■ PROBLEM REQUIREMENTS ■
Find the lines in these entries that include the word "climatology" and state how many there are, with no other words.

◆ ◆ ◆

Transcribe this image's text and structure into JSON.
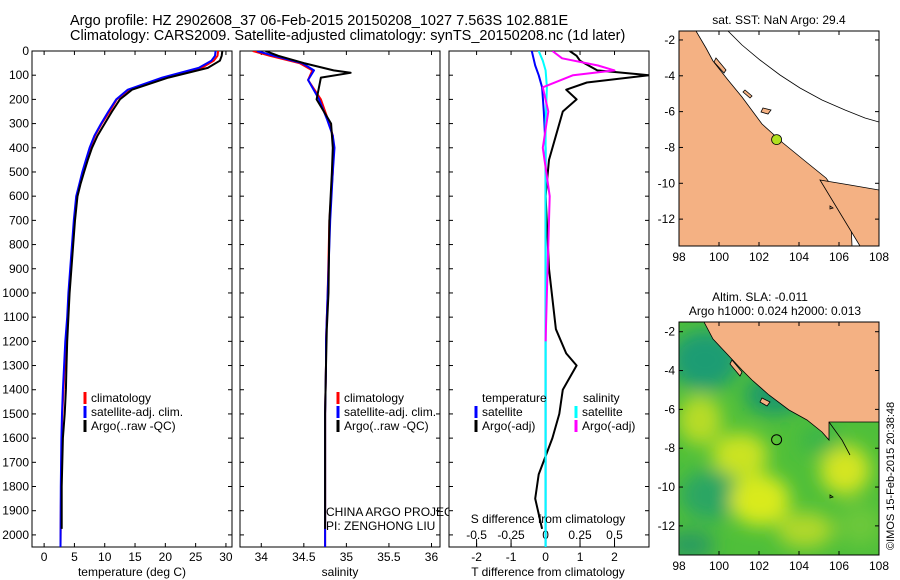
{
  "header": {
    "line1": "Argo profile: HZ 2902608_37 06-Feb-2015 20150208_1027 7.563S 102.881E",
    "line2": "Climatology: CARS2009. Satellite-adjusted climatology: synTS_20150208.nc (1d later)"
  },
  "colors": {
    "climatology": "#ff0000",
    "satellite": "#0000ff",
    "argo": "#000000",
    "salinity_satellite": "#00ffff",
    "salinity_argo": "#ff00ff",
    "land": "#f4b183",
    "sla_bright": "#00cc00",
    "float_marker": "#b0e020"
  },
  "chart_data": [
    {
      "type": "line",
      "id": "temperature",
      "xlabel": "temperature (deg C)",
      "xlim": [
        -2,
        31
      ],
      "ylim": [
        2050,
        0
      ],
      "xticks": [
        0,
        5,
        10,
        15,
        20,
        25,
        30
      ],
      "yticks": [
        0,
        100,
        200,
        300,
        400,
        500,
        600,
        700,
        800,
        900,
        1000,
        1100,
        1200,
        1300,
        1400,
        1500,
        1600,
        1700,
        1800,
        1900,
        2000
      ],
      "legend": [
        "climatology",
        "satellite-adj. clim.",
        "Argo(..raw -QC)"
      ],
      "series": [
        {
          "name": "climatology",
          "color": "#ff0000",
          "x": [
            28.7,
            28.6,
            28.0,
            26.0,
            20.0,
            14.0,
            12.0,
            10.8,
            9.5,
            8.4,
            7.6,
            7.0,
            6.4,
            5.9,
            5.4,
            5.0,
            4.7,
            4.4,
            4.1,
            3.9,
            3.6,
            3.4,
            3.2,
            3.0,
            2.9,
            2.8,
            2.7
          ],
          "y": [
            0,
            20,
            40,
            70,
            110,
            160,
            200,
            250,
            300,
            350,
            400,
            450,
            500,
            550,
            600,
            700,
            800,
            900,
            1000,
            1100,
            1200,
            1300,
            1400,
            1500,
            1600,
            1800,
            2050
          ]
        },
        {
          "name": "satellite-adj. clim.",
          "color": "#0000ff",
          "x": [
            28.3,
            28.2,
            27.6,
            25.5,
            19.5,
            13.8,
            11.9,
            10.6,
            9.4,
            8.3,
            7.5,
            6.9,
            6.3,
            5.8,
            5.3,
            4.9,
            4.6,
            4.3,
            4.0,
            3.8,
            3.5,
            3.3,
            3.1,
            2.95,
            2.85,
            2.75,
            2.7
          ],
          "y": [
            0,
            20,
            40,
            70,
            110,
            160,
            200,
            250,
            300,
            350,
            400,
            450,
            500,
            550,
            600,
            700,
            800,
            900,
            1000,
            1100,
            1200,
            1300,
            1400,
            1500,
            1600,
            1800,
            2050
          ]
        },
        {
          "name": "Argo(..raw -QC)",
          "color": "#000000",
          "x": [
            29.4,
            29.3,
            29.0,
            27.0,
            20.5,
            14.5,
            12.5,
            11.2,
            10.0,
            8.8,
            7.9,
            7.2,
            6.6,
            6.0,
            5.5,
            5.1,
            4.8,
            4.5,
            4.2,
            4.0,
            3.8,
            3.7,
            3.6,
            3.4,
            3.1,
            2.9,
            2.9
          ],
          "y": [
            0,
            20,
            40,
            70,
            110,
            160,
            200,
            250,
            300,
            350,
            400,
            450,
            500,
            550,
            600,
            700,
            800,
            900,
            1000,
            1100,
            1200,
            1300,
            1400,
            1500,
            1600,
            1800,
            1975
          ]
        }
      ]
    },
    {
      "type": "line",
      "id": "salinity",
      "xlabel": "salinity",
      "xlim": [
        33.75,
        36.1
      ],
      "ylim": [
        2050,
        0
      ],
      "xticks": [
        34,
        34.5,
        35,
        35.5,
        36
      ],
      "legend": [
        "climatology",
        "satellite-adj. clim.",
        "Argo(..raw -QC)"
      ],
      "annotation": [
        "CHINA ARGO PROJECT",
        "PI: ZENGHONG LIU"
      ],
      "series": [
        {
          "name": "climatology",
          "color": "#ff0000",
          "x": [
            33.9,
            34.1,
            34.45,
            34.6,
            34.55,
            34.7,
            34.78,
            34.84,
            34.85,
            34.84,
            34.8,
            34.78,
            34.76,
            34.76,
            34.75,
            34.75
          ],
          "y": [
            0,
            20,
            50,
            80,
            120,
            200,
            280,
            350,
            400,
            500,
            700,
            1000,
            1200,
            1300,
            1500,
            2050
          ]
        },
        {
          "name": "satellite-adj. clim.",
          "color": "#0000ff",
          "x": [
            33.95,
            34.15,
            34.48,
            34.62,
            34.55,
            34.68,
            34.77,
            34.84,
            34.86,
            34.84,
            34.81,
            34.78,
            34.76,
            34.76,
            34.75,
            34.75
          ],
          "y": [
            0,
            20,
            50,
            80,
            120,
            200,
            280,
            350,
            400,
            500,
            700,
            1000,
            1200,
            1300,
            1500,
            2050
          ]
        },
        {
          "name": "Argo(..raw -QC)",
          "color": "#000000",
          "x": [
            34.05,
            34.2,
            34.5,
            34.85,
            35.05,
            34.7,
            34.65,
            34.82,
            34.84,
            34.83,
            34.8,
            34.79,
            34.77,
            34.76,
            34.75,
            34.75
          ],
          "y": [
            0,
            20,
            50,
            80,
            90,
            110,
            200,
            300,
            400,
            500,
            700,
            1000,
            1150,
            1300,
            1500,
            1975
          ]
        }
      ]
    },
    {
      "type": "line",
      "id": "difference",
      "xlabel": "T difference from climatology",
      "xlabel_top": "S difference from climatology",
      "xlim": [
        -2.8,
        3
      ],
      "ylim": [
        2050,
        0
      ],
      "xticks": [
        -2,
        -1,
        0,
        1,
        2
      ],
      "xticks_top": [
        -0.5,
        -0.25,
        0,
        0.25,
        0.5
      ],
      "xticks_top_labels": [
        "-0.5",
        "-0.25",
        "0",
        "0.25",
        "0.5"
      ],
      "legend_temperature": {
        "title": "temperature",
        "items": [
          "satellite",
          "Argo(-adj)"
        ]
      },
      "legend_salinity": {
        "title": "salinity",
        "items": [
          "satellite",
          "Argo(-adj)"
        ]
      },
      "series": [
        {
          "name": "temperature satellite",
          "color": "#0000ff",
          "x": [
            -0.4,
            -0.35,
            -0.3,
            -0.2,
            -0.1,
            -0.05,
            0,
            0,
            0,
            0,
            0
          ],
          "y": [
            0,
            30,
            60,
            100,
            150,
            250,
            400,
            700,
            1000,
            1500,
            2050
          ]
        },
        {
          "name": "temperature Argo(-adj)",
          "color": "#000000",
          "x": [
            0.7,
            0.9,
            1.0,
            1.5,
            3.0,
            1.2,
            0.6,
            0.9,
            0.5,
            0.3,
            0.1,
            0.0,
            0.1,
            0.3,
            0.6,
            0.9,
            0.5,
            0.4,
            0.2,
            -0.2,
            -0.3,
            -0.1
          ],
          "y": [
            0,
            20,
            40,
            80,
            100,
            130,
            160,
            200,
            250,
            350,
            450,
            600,
            900,
            1150,
            1250,
            1300,
            1400,
            1500,
            1600,
            1750,
            1850,
            1975
          ]
        },
        {
          "name": "salinity satellite",
          "color": "#00ffff",
          "x": [
            -0.05,
            -0.02,
            0.0,
            0.01,
            0.0,
            0.0,
            0.0
          ],
          "y": [
            0,
            40,
            80,
            150,
            300,
            1000,
            2050
          ]
        },
        {
          "name": "salinity Argo(-adj)",
          "color": "#ff00ff",
          "x": [
            0.05,
            0.12,
            0.38,
            0.5,
            0.2,
            -0.02,
            0.02,
            -0.02,
            0.03,
            0.02,
            0.01,
            0.0
          ],
          "y": [
            0,
            30,
            60,
            80,
            100,
            150,
            250,
            400,
            600,
            800,
            1000,
            1200
          ]
        }
      ]
    },
    {
      "type": "map",
      "id": "sst-map",
      "title": "sat. SST: NaN Argo: 29.4",
      "xlim": [
        98,
        108
      ],
      "ylim": [
        -13.5,
        -1.5
      ],
      "xticks": [
        98,
        100,
        102,
        104,
        106,
        108
      ],
      "yticks": [
        -2,
        -4,
        -6,
        -8,
        -10,
        -12
      ],
      "float": {
        "lon": 102.881,
        "lat": -7.563
      }
    },
    {
      "type": "map",
      "id": "sla-map",
      "title_line1": "Altim. SLA: -0.011",
      "title_line2": "Argo h1000: 0.024 h2000: 0.013",
      "xlim": [
        98,
        108
      ],
      "ylim": [
        -13.5,
        -1.5
      ],
      "xticks": [
        98,
        100,
        102,
        104,
        106,
        108
      ],
      "yticks": [
        -2,
        -4,
        -6,
        -8,
        -10,
        -12
      ],
      "float": {
        "lon": 102.881,
        "lat": -7.563
      }
    }
  ],
  "footer": {
    "stamp": "©IMOS 15-Feb-2015 20:38:48"
  }
}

◆ ◆ ◆

■ RESPONSE TO THIS TASK ■
8